Collected data entries:
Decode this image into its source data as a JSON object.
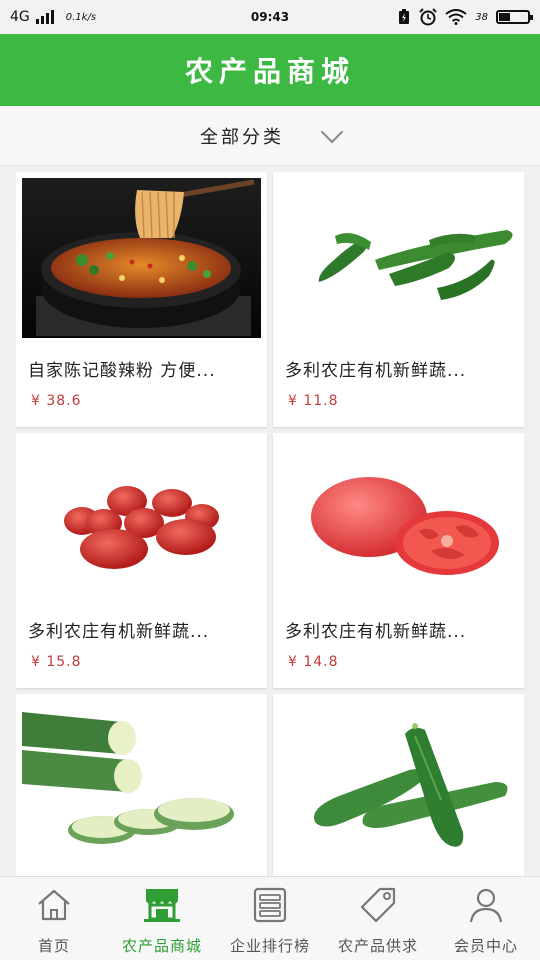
{
  "status_bar": {
    "network": "4G",
    "speed": "0.1k/s",
    "time": "09:43",
    "battery_pct": "38",
    "battery_level": 0.38
  },
  "header": {
    "title": "农产品商城"
  },
  "filter": {
    "label": "全部分类",
    "icon": "chevron-down-icon"
  },
  "products": [
    {
      "name": "自家陈记酸辣粉 方便...",
      "price": "¥ 38.6",
      "image": "hot-sour-noodles-image"
    },
    {
      "name": "多利农庄有机新鲜蔬...",
      "price": "¥ 11.8",
      "image": "green-peppers-image"
    },
    {
      "name": "多利农庄有机新鲜蔬...",
      "price": "¥ 15.8",
      "image": "cherry-tomatoes-image"
    },
    {
      "name": "多利农庄有机新鲜蔬...",
      "price": "¥ 14.8",
      "image": "tomatoes-image"
    },
    {
      "name": "",
      "price": "",
      "image": "luffa-image"
    },
    {
      "name": "",
      "price": "",
      "image": "cucumbers-image"
    }
  ],
  "tabs": [
    {
      "label": "首页",
      "icon": "home-icon",
      "active": false
    },
    {
      "label": "农产品商城",
      "icon": "store-icon",
      "active": true
    },
    {
      "label": "企业排行榜",
      "icon": "list-icon",
      "active": false
    },
    {
      "label": "农产品供求",
      "icon": "tag-icon",
      "active": false
    },
    {
      "label": "会员中心",
      "icon": "user-icon",
      "active": false
    }
  ],
  "colors": {
    "brand_green": "#3db943",
    "active_tab": "#2e9e35",
    "price_red": "#c53a3a"
  }
}
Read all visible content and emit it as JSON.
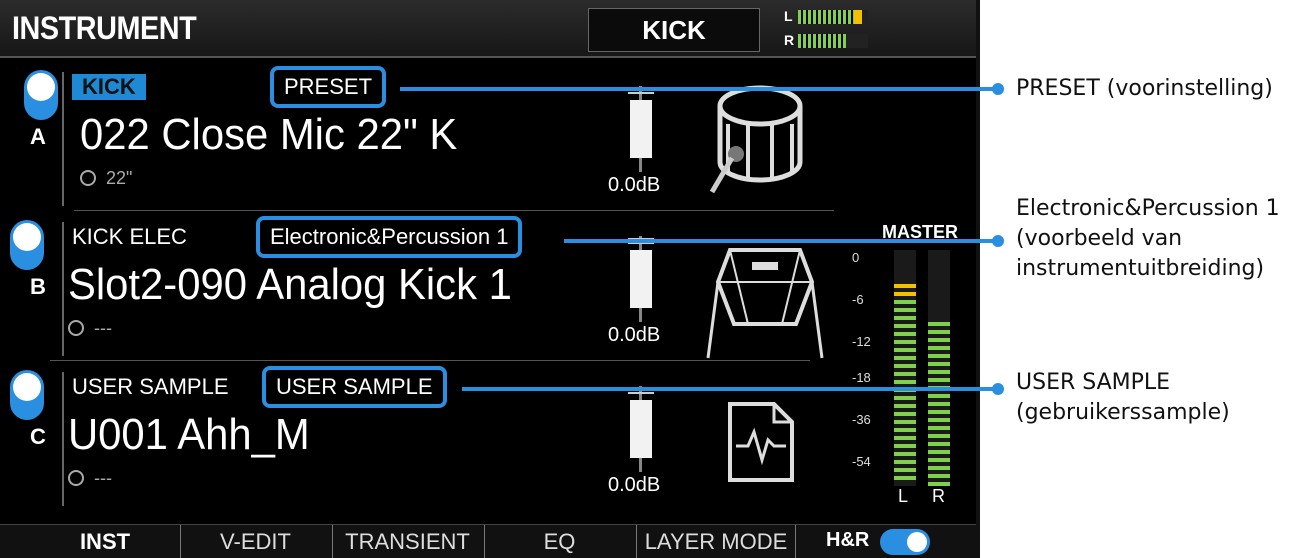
{
  "screen": {
    "title": "INSTRUMENT",
    "current_pad": "KICK",
    "meter_l_label": "L",
    "meter_r_label": "R",
    "meter_l_level": 0.82,
    "meter_r_level": 0.68
  },
  "layers": [
    {
      "letter": "A",
      "category": "KICK",
      "bank": "PRESET",
      "name": "022 Close Mic 22\" K",
      "sub": "22\"",
      "level": "0.0dB",
      "icon": "bass-drum-icon"
    },
    {
      "letter": "B",
      "category": "KICK ELEC",
      "bank": "Electronic&Percussion 1",
      "name": "Slot2-090 Analog Kick 1",
      "sub": "---",
      "level": "0.0dB",
      "icon": "electronic-pad-icon"
    },
    {
      "letter": "C",
      "category": "USER SAMPLE",
      "bank": "USER SAMPLE",
      "name": "U001 Ahh_M",
      "sub": "---",
      "level": "0.0dB",
      "icon": "waveform-file-icon"
    }
  ],
  "master": {
    "title": "MASTER",
    "scale": [
      "0",
      "-6",
      "-12",
      "-18",
      "-36",
      "-54"
    ],
    "left_label": "L",
    "right_label": "R"
  },
  "tabs": [
    "INST",
    "V-EDIT",
    "TRANSIENT",
    "EQ",
    "LAYER MODE"
  ],
  "hr": {
    "label": "H&R"
  },
  "callouts": [
    {
      "lines": [
        "PRESET (voorinstelling)"
      ]
    },
    {
      "lines": [
        "Electronic&Percussion 1",
        "(voorbeeld van",
        "instrumentuitbreiding)"
      ]
    },
    {
      "lines": [
        "USER SAMPLE",
        "(gebruikerssample)"
      ]
    }
  ],
  "colors": {
    "accent": "#2a8fe0",
    "meter_green": "#7fd14b",
    "meter_yellow": "#f5c000"
  }
}
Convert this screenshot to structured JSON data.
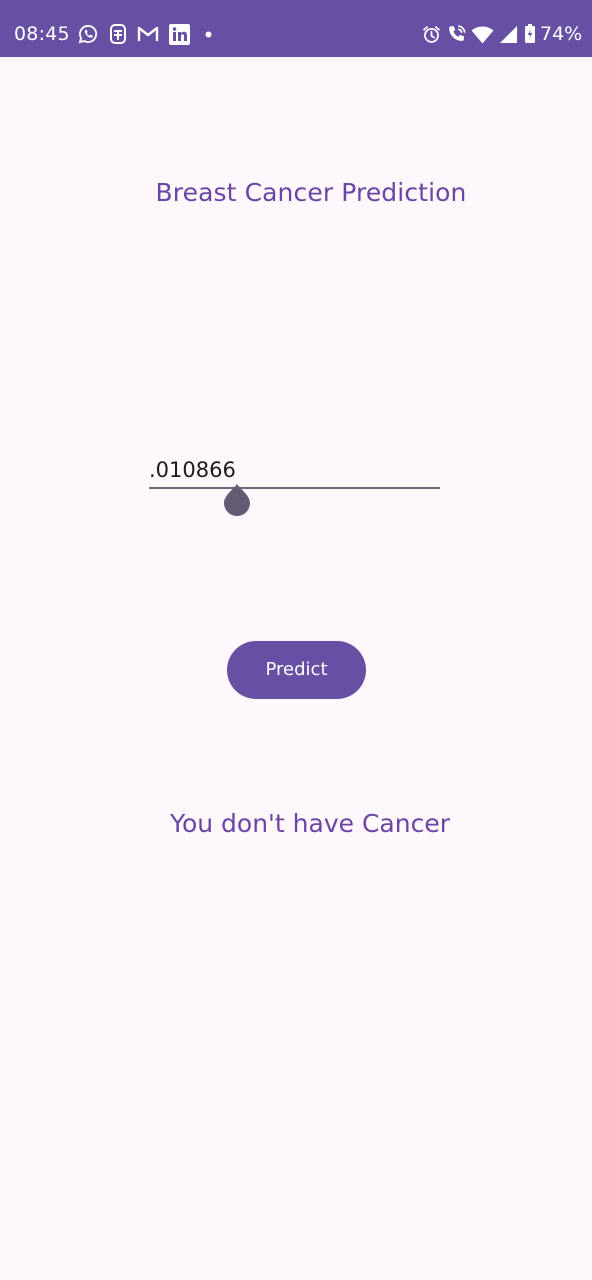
{
  "status_bar": {
    "time": "08:45",
    "battery_percent": "74%",
    "background": "#6750a4",
    "left_icons": [
      "whatsapp-icon",
      "notification-app-icon",
      "gmail-icon",
      "linkedin-icon",
      "more-notifications-dot"
    ],
    "right_icons": [
      "alarm-icon",
      "wifi-calling-icon",
      "wifi-icon",
      "cellular-signal-icon",
      "battery-icon"
    ]
  },
  "app": {
    "title": "Breast Cancer Prediction",
    "input": {
      "value": ".010866"
    },
    "predict_button_label": "Predict",
    "result": "You don't have Cancer",
    "accent": "#6750a4",
    "text_accent": "#6a45a5"
  }
}
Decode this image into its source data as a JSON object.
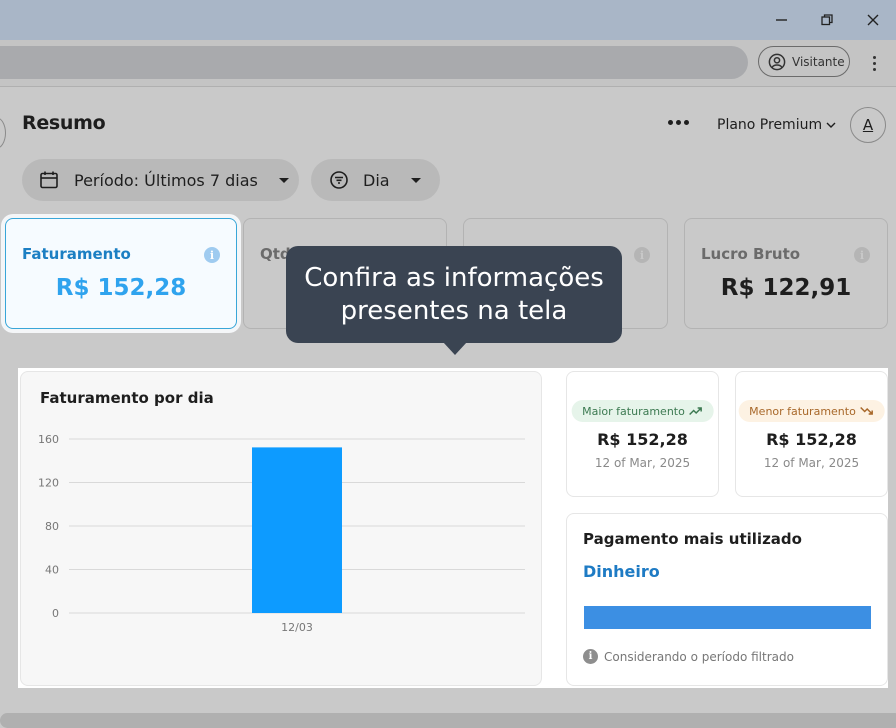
{
  "browser": {
    "profile_label": "Visitante"
  },
  "header": {
    "title": "Resumo",
    "plan_label": "Plano Premium",
    "avatar_letter": "A"
  },
  "filters": {
    "period_label": "Período: Últimos 7 dias",
    "group_label": "Dia"
  },
  "kpis": [
    {
      "label": "Faturamento",
      "value": "R$ 152,28",
      "active": true
    },
    {
      "label": "Qtd",
      "value": ""
    },
    {
      "label": "",
      "value": ""
    },
    {
      "label": "Lucro Bruto",
      "value": "R$ 122,91"
    }
  ],
  "tooltip": {
    "line1": "Confira as informações",
    "line2": "presentes na tela"
  },
  "chart_data": {
    "type": "bar",
    "title": "Faturamento por dia",
    "categories": [
      "12/03"
    ],
    "values": [
      152.28
    ],
    "ylim": [
      0,
      160
    ],
    "yticks": [
      0,
      40,
      80,
      120,
      160
    ],
    "xlabel": "",
    "ylabel": "",
    "grid": true,
    "bar_color": "#0d9bff"
  },
  "stats": {
    "max": {
      "badge": "Maior faturamento",
      "value": "R$ 152,28",
      "date": "12 of Mar, 2025",
      "badge_bg": "#e6f4ea",
      "badge_color": "#3d7a52"
    },
    "min": {
      "badge": "Menor faturamento",
      "value": "R$ 152,28",
      "date": "12 of Mar, 2025",
      "badge_bg": "#fdf2e3",
      "badge_color": "#a8682a"
    }
  },
  "payment": {
    "title": "Pagamento mais utilizado",
    "method": "Dinheiro",
    "share": 1.0,
    "note": "Considerando o período filtrado"
  }
}
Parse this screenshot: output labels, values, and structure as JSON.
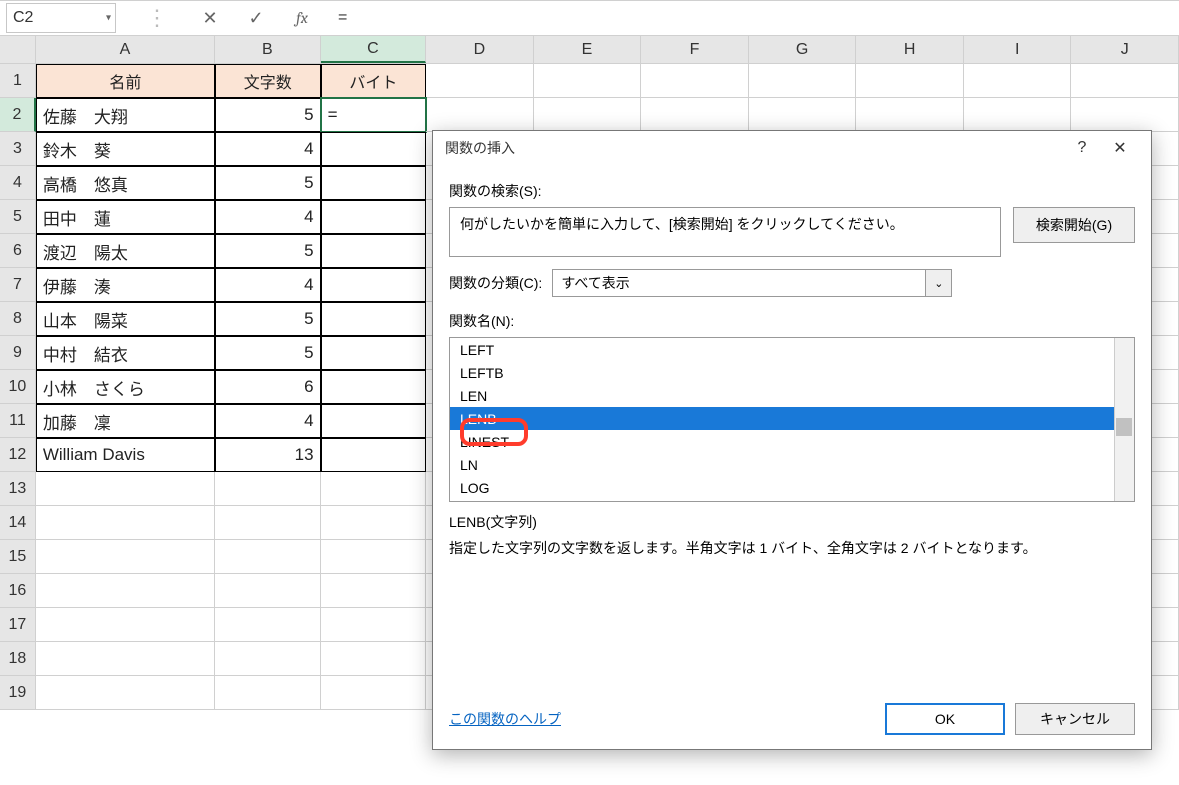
{
  "formula_bar": {
    "name_box": "C2",
    "formula": "="
  },
  "columns": [
    "A",
    "B",
    "C",
    "D",
    "E",
    "F",
    "G",
    "H",
    "I",
    "J"
  ],
  "col_widths": [
    "cA",
    "cB",
    "cC",
    "cR",
    "cR",
    "cR",
    "cR",
    "cR",
    "cR",
    "cR"
  ],
  "active_col": "C",
  "active_row": 2,
  "table": {
    "headers": [
      "名前",
      "文字数",
      "バイト"
    ],
    "rows": [
      {
        "name": "佐藤　大翔",
        "count": 5,
        "bytes": "="
      },
      {
        "name": "鈴木　葵",
        "count": 4,
        "bytes": ""
      },
      {
        "name": "高橋　悠真",
        "count": 5,
        "bytes": ""
      },
      {
        "name": "田中　蓮",
        "count": 4,
        "bytes": ""
      },
      {
        "name": "渡辺　陽太",
        "count": 5,
        "bytes": ""
      },
      {
        "name": "伊藤　湊",
        "count": 4,
        "bytes": ""
      },
      {
        "name": "山本　陽菜",
        "count": 5,
        "bytes": ""
      },
      {
        "name": "中村　結衣",
        "count": 5,
        "bytes": ""
      },
      {
        "name": "小林　さくら",
        "count": 6,
        "bytes": ""
      },
      {
        "name": "加藤　凜",
        "count": 4,
        "bytes": ""
      },
      {
        "name": "William Davis",
        "count": 13,
        "bytes": ""
      }
    ]
  },
  "empty_rows": [
    13,
    14,
    15,
    16,
    17,
    18,
    19
  ],
  "dialog": {
    "title": "関数の挿入",
    "search_label": "関数の検索(S):",
    "search_placeholder": "何がしたいかを簡単に入力して、[検索開始] をクリックしてください。",
    "go_button": "検索開始(G)",
    "category_label": "関数の分類(C):",
    "category_value": "すべて表示",
    "funcs_label": "関数名(N):",
    "functions": [
      "LEFT",
      "LEFTB",
      "LEN",
      "LENB",
      "LINEST",
      "LN",
      "LOG"
    ],
    "selected_function": "LENB",
    "description": {
      "signature": "LENB(文字列)",
      "text": "指定した文字列の文字数を返します。半角文字は 1 バイト、全角文字は 2 バイトとなります。"
    },
    "help_link": "この関数のヘルプ",
    "ok": "OK",
    "cancel": "キャンセル"
  }
}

* [Objective] Your task is to collect every line above that contains the word "values".

* [Response]
    "values": [
Parse this screenshot: output labels, values, and structure as JSON.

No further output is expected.